**Stored entries**
-- START --

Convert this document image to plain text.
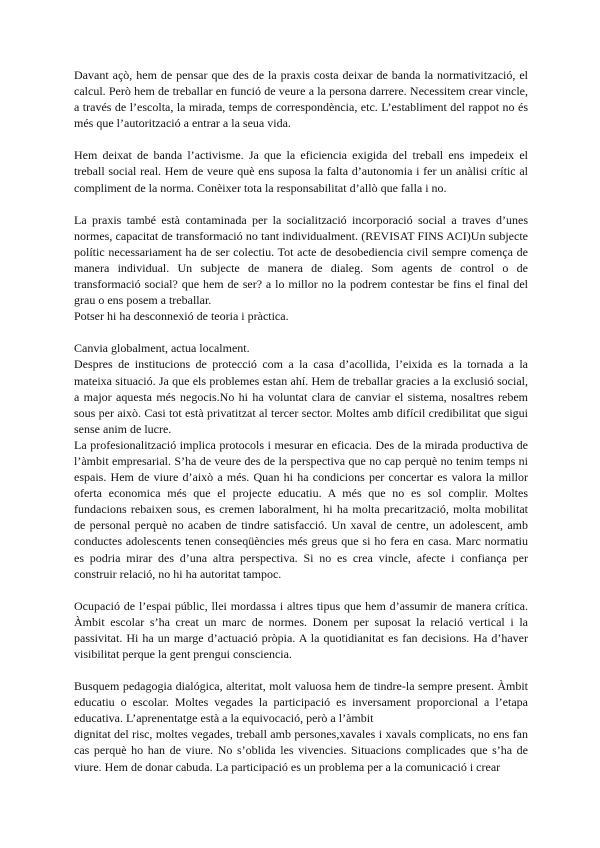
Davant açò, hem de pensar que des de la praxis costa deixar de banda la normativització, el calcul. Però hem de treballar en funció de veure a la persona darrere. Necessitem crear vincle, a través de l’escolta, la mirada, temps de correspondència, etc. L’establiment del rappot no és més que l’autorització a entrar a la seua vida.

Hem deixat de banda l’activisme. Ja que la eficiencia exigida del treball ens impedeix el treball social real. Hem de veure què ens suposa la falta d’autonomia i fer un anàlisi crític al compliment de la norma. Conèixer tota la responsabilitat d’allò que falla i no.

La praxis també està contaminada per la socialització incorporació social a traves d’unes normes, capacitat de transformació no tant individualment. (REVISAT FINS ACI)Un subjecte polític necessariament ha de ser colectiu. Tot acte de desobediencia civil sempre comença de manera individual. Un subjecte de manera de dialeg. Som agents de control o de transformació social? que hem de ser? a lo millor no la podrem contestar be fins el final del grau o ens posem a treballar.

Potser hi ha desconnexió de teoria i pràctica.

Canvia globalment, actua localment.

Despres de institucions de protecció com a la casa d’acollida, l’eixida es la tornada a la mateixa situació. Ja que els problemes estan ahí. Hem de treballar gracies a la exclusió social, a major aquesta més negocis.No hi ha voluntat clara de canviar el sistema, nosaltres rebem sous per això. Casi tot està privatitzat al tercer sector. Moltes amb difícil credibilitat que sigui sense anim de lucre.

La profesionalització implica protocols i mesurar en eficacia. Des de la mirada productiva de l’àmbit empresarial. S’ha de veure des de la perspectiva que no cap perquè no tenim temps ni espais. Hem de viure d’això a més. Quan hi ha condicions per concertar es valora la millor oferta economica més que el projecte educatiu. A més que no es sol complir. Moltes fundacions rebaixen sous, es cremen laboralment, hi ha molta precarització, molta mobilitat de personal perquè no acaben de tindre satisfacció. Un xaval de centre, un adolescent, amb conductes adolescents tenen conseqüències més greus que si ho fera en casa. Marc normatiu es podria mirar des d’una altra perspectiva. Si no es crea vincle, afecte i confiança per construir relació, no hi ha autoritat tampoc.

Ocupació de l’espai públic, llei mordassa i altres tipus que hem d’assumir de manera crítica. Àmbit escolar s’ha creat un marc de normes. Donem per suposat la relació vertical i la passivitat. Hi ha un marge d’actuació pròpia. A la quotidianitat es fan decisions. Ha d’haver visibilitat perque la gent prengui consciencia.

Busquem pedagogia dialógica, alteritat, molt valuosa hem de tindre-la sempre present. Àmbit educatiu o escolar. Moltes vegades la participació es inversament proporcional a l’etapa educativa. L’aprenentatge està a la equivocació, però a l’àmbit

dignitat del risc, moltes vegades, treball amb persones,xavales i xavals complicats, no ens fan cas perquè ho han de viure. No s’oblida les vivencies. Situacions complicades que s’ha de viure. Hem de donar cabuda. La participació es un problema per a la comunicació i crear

-- END --
-- START --

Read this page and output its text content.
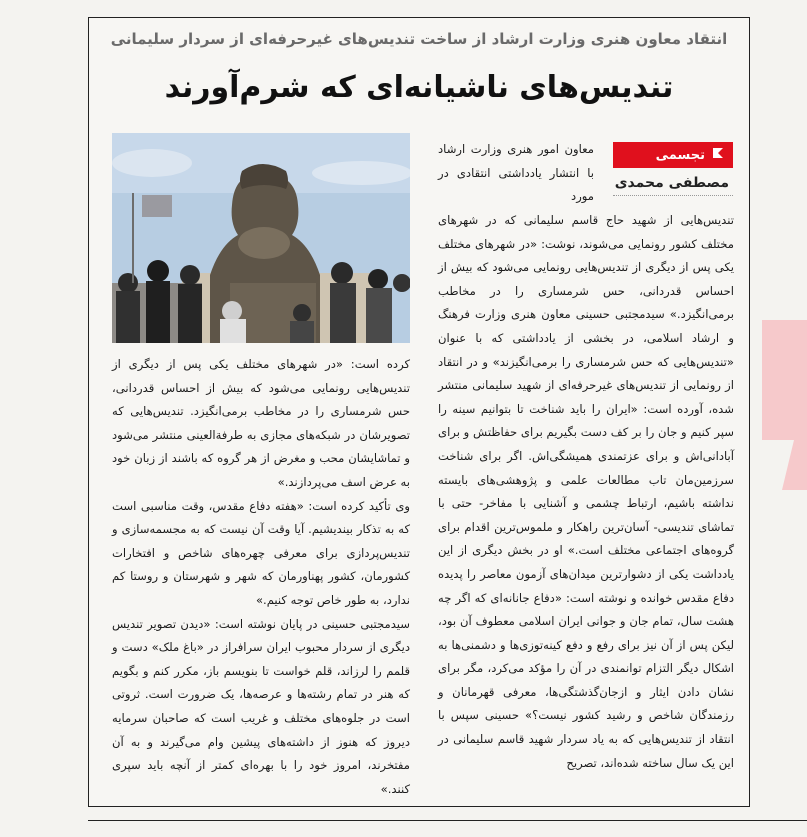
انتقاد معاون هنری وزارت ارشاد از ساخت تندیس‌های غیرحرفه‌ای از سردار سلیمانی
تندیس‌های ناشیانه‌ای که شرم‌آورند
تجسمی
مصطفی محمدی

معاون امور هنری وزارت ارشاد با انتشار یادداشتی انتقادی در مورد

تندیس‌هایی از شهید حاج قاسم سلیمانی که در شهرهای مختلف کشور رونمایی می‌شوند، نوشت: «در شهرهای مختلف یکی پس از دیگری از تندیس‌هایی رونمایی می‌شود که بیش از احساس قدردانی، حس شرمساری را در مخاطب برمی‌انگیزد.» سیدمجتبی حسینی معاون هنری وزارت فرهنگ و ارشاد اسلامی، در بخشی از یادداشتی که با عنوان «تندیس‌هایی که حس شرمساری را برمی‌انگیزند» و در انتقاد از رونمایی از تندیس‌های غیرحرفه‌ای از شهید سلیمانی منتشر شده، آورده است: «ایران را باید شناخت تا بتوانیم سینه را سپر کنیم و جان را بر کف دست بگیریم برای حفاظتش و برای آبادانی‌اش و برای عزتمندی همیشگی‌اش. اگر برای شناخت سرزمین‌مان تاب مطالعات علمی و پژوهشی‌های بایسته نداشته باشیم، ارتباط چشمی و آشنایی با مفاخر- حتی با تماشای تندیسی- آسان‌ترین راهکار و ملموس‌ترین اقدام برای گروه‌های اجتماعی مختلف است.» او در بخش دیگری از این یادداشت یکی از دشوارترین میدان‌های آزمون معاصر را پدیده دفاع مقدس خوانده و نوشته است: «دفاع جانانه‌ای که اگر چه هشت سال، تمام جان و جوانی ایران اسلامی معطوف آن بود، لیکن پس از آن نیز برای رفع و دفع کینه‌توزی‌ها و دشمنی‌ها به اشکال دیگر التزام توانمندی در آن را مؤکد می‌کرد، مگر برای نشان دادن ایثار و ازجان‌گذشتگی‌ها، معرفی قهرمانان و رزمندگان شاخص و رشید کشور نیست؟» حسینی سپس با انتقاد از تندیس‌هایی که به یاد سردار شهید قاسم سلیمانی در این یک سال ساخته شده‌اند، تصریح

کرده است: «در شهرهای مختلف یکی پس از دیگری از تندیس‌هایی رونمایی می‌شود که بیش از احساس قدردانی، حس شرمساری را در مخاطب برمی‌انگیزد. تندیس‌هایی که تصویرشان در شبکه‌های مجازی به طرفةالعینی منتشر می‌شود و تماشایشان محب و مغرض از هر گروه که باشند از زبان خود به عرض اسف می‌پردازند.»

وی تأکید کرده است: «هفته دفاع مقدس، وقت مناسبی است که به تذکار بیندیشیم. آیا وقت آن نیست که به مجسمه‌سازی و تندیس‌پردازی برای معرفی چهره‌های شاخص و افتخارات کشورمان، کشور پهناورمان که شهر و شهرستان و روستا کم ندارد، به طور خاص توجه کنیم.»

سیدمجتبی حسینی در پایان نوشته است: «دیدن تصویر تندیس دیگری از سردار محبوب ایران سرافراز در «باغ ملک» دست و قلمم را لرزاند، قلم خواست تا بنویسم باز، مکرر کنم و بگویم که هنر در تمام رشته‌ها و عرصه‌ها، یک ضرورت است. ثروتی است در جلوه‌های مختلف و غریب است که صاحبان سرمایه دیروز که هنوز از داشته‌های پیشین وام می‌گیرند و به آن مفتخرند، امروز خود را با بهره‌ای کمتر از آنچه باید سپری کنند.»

-- END --

Identify and copy the lines holding the word "això".

Despres de institucions de protecció com a la casa d’acollida, l’eixida es la tornada a la mateixa situació. Ja que els problemes estan ahí. Hem de treballar gracies a la exclusió social, a major aquesta més negocis.No hi ha voluntat clara de canviar el sistema, nosaltres rebem sous per això. Casi tot està privatitzat al tercer sector. Moltes amb difícil credibilitat que sigui sense anim de lucre.
La profesionalització implica protocols i mesurar en eficacia. Des de la mirada productiva de l’àmbit empresarial. S’ha de veure des de la perspectiva que no cap perquè no tenim temps ni espais. Hem de viure d’això a més. Quan hi ha condicions per concertar es valora la millor oferta economica més que el projecte educatiu. A més que no es sol complir. Moltes fundacions rebaixen sous, es cremen laboralment, hi ha molta precarització, molta mobilitat de personal perquè no acaben de tindre satisfacció. Un xaval de centre, un adolescent, amb conductes adolescents tenen conseqüències més greus que si ho fera en casa. Marc normatiu es podria mirar des d’una altra perspectiva. Si no es crea vincle, afecte i confiança per construir relació, no hi ha autoritat tampoc.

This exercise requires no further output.